> _THE EXERCISE_
Quote each record exactly, please, leaving none out.

> _RECORDS TO PROCESS_

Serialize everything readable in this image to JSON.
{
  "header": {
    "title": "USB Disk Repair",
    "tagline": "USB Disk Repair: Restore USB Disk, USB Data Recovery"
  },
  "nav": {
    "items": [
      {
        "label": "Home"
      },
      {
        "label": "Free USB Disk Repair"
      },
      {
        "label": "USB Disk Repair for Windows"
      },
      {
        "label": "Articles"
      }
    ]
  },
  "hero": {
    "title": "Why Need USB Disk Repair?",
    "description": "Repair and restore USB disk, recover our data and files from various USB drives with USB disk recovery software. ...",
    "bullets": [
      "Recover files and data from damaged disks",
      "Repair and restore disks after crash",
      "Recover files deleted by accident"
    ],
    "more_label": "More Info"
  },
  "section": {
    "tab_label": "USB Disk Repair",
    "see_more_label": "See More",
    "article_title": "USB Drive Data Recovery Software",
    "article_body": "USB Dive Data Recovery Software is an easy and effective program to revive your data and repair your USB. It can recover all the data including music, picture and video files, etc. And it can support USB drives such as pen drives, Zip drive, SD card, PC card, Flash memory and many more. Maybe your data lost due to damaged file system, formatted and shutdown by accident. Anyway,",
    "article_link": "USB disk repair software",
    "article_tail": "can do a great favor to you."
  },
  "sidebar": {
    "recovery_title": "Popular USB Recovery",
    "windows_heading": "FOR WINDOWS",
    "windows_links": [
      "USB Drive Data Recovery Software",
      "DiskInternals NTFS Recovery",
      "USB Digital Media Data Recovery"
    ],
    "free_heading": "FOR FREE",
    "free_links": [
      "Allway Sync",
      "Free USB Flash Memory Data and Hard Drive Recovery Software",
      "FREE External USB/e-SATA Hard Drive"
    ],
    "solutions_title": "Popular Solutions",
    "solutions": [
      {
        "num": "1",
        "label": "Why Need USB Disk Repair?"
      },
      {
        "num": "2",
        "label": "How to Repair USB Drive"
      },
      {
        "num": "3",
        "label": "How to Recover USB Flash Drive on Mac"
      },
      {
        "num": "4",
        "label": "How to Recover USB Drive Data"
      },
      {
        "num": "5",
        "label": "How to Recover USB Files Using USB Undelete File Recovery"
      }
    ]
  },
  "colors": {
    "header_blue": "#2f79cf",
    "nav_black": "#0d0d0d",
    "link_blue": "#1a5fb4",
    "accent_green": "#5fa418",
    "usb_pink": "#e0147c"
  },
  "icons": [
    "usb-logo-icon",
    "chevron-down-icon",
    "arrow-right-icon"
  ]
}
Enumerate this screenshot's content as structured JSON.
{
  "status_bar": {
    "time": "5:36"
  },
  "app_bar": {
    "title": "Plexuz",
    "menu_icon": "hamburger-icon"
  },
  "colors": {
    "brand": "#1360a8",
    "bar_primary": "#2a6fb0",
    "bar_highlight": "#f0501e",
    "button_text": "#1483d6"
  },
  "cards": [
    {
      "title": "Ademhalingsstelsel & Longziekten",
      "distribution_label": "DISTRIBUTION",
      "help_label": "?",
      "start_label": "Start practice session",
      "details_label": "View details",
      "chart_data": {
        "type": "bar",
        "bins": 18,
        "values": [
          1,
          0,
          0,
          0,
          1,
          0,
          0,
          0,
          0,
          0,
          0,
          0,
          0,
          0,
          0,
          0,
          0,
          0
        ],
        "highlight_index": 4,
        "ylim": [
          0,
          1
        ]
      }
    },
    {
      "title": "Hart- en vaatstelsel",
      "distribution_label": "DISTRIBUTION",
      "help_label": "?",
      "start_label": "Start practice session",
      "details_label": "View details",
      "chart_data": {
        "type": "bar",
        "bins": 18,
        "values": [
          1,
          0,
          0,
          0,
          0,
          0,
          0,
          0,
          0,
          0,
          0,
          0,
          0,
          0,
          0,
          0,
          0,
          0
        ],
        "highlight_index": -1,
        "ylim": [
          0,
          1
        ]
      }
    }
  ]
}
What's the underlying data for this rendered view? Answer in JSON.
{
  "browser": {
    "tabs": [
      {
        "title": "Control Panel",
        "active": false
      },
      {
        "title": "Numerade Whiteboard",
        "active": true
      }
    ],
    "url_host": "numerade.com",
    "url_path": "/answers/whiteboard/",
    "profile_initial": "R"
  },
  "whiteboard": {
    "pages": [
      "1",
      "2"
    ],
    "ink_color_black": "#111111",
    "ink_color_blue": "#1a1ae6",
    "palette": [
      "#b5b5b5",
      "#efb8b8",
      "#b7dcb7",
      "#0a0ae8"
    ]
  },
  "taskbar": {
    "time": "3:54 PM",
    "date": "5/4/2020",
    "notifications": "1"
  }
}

> _TASK RESPONSE_
Serialize everything readable in this image to JSON.
{
  "header": {
    "title": "USB Disk Repair",
    "tagline": "USB Disk Repair: Restore USB Disk, USB Data Recovery"
  },
  "nav": {
    "items": [
      {
        "label": "Home"
      },
      {
        "label": "Free USB Disk Repair"
      },
      {
        "label": "USB Disk Repair for Windows"
      },
      {
        "label": "Articles"
      }
    ]
  },
  "hero": {
    "title": "Why Need USB Disk Repair?",
    "description": "Repair and restore USB disk, recover our data and files from various USB drives with USB disk recovery software. ...",
    "bullets": [
      "Recover files and data from damaged disks",
      "Repair and restore disks after crash",
      "Recover files deleted by accident"
    ],
    "more_label": "More Info"
  },
  "section": {
    "tab_label": "USB Disk Repair",
    "see_more_label": "See More",
    "article_title": "USB Drive Data Recovery Software",
    "article_body": "USB Dive Data Recovery Software is an easy and effective program to revive your data and repair your USB. It can recover all the data including music, picture and video files, etc. And it can support USB drives such as pen drives, Zip drive, SD card, PC card, Flash memory and many more. Maybe your data lost due to damaged file system, formatted and shutdown by accident. Anyway,",
    "article_link": "USB disk repair software",
    "article_tail": "can do a great favor to you."
  },
  "sidebar": {
    "recovery_title": "Popular USB Recovery",
    "windows_heading": "FOR WINDOWS",
    "windows_links": [
      "USB Drive Data Recovery Software",
      "DiskInternals NTFS Recovery",
      "USB Digital Media Data Recovery"
    ],
    "free_heading": "FOR FREE",
    "free_links": [
      "Allway Sync",
      "Free USB Flash Memory Data and Hard Drive Recovery Software",
      "FREE External USB/e-SATA Hard Drive"
    ],
    "solutions_title": "Popular Solutions",
    "solutions": [
      {
        "num": "1",
        "label": "Why Need USB Disk Repair?"
      },
      {
        "num": "2",
        "label": "How to Repair USB Drive"
      },
      {
        "num": "3",
        "label": "How to Recover USB Flash Drive on Mac"
      },
      {
        "num": "4",
        "label": "How to Recover USB Drive Data"
      },
      {
        "num": "5",
        "label": "How to Recover USB Files Using USB Undelete File Recovery"
      }
    ]
  },
  "colors": {
    "header_blue": "#2f79cf",
    "nav_black": "#0d0d0d",
    "link_blue": "#1a5fb4",
    "accent_green": "#5fa418",
    "usb_pink": "#e0147c"
  },
  "icons": [
    "usb-logo-icon",
    "chevron-down-icon",
    "arrow-right-icon"
  ]
}
Enumerate this screenshot's content as structured JSON.
{
  "status_bar": {
    "time": "5:36"
  },
  "app_bar": {
    "title": "Plexuz",
    "menu_icon": "hamburger-icon"
  },
  "colors": {
    "brand": "#1360a8",
    "bar_primary": "#2a6fb0",
    "bar_highlight": "#f0501e",
    "button_text": "#1483d6"
  },
  "cards": [
    {
      "title": "Ademhalingsstelsel & Longziekten",
      "distribution_label": "DISTRIBUTION",
      "help_label": "?",
      "start_label": "Start practice session",
      "details_label": "View details",
      "chart_data": {
        "type": "bar",
        "bins": 18,
        "values": [
          1,
          0,
          0,
          0,
          1,
          0,
          0,
          0,
          0,
          0,
          0,
          0,
          0,
          0,
          0,
          0,
          0,
          0
        ],
        "highlight_index": 4,
        "ylim": [
          0,
          1
        ]
      }
    },
    {
      "title": "Hart- en vaatstelsel",
      "distribution_label": "DISTRIBUTION",
      "help_label": "?",
      "start_label": "Start practice session",
      "details_label": "View details",
      "chart_data": {
        "type": "bar",
        "bins": 18,
        "values": [
          1,
          0,
          0,
          0,
          0,
          0,
          0,
          0,
          0,
          0,
          0,
          0,
          0,
          0,
          0,
          0,
          0,
          0
        ],
        "highlight_index": -1,
        "ylim": [
          0,
          1
        ]
      }
    }
  ]
}
What's the underlying data for this rendered view? Answer in JSON.
{
  "browser": {
    "tabs": [
      {
        "title": "Control Panel",
        "active": false
      },
      {
        "title": "Numerade Whiteboard",
        "active": true
      }
    ],
    "url_host": "numerade.com",
    "url_path": "/answers/whiteboard/",
    "profile_initial": "R"
  },
  "whiteboard": {
    "pages": [
      "1",
      "2"
    ],
    "ink_color_black": "#111111",
    "ink_color_blue": "#1a1ae6",
    "palette": [
      "#b5b5b5",
      "#efb8b8",
      "#b7dcb7",
      "#0a0ae8"
    ]
  },
  "taskbar": {
    "time": "3:54 PM",
    "date": "5/4/2020",
    "notifications": "1"
  }
}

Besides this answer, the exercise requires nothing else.